## Task inputs
━━━
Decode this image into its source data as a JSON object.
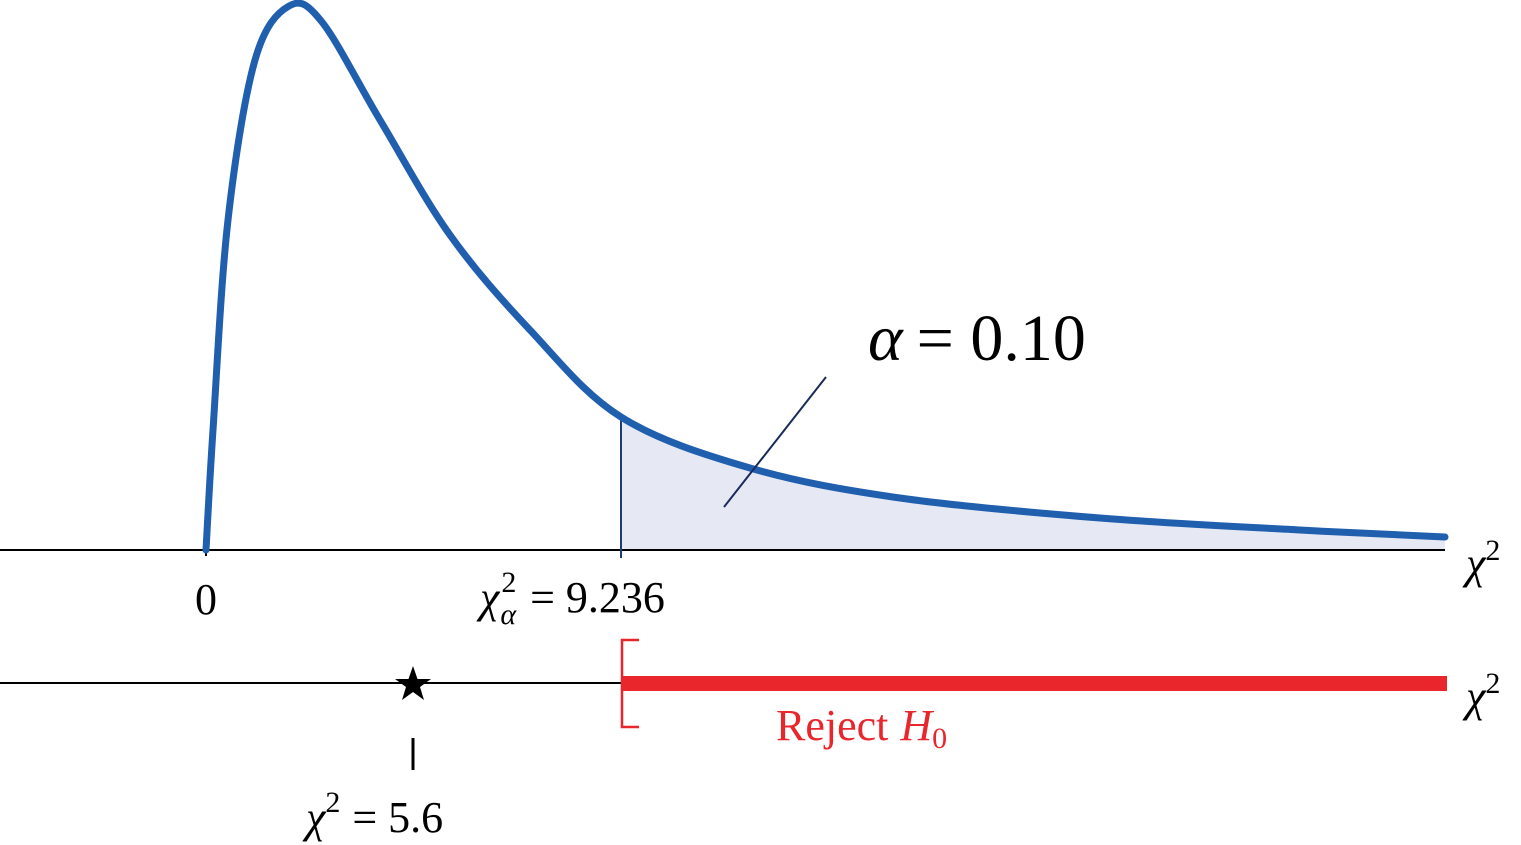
{
  "top_axis": {
    "origin": "0",
    "variable": {
      "base": "χ",
      "sup": "2"
    }
  },
  "critical_value": {
    "base": "χ",
    "sup": "2",
    "sub": "α",
    "relation": "= 9.236"
  },
  "significance": {
    "symbol": "α",
    "relation": "= 0.10"
  },
  "bottom_axis": {
    "variable": {
      "base": "χ",
      "sup": "2"
    },
    "rejection_region": {
      "text": "Reject",
      "symbol": "H",
      "sub": "0"
    },
    "test_statistic": {
      "base": "χ",
      "sup": "2",
      "relation": "= 5.6"
    }
  }
}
━━━
## Work to do
Across the preceding material, how many lines contain the word "relation"? State the number alone.

## Result of this exercise
3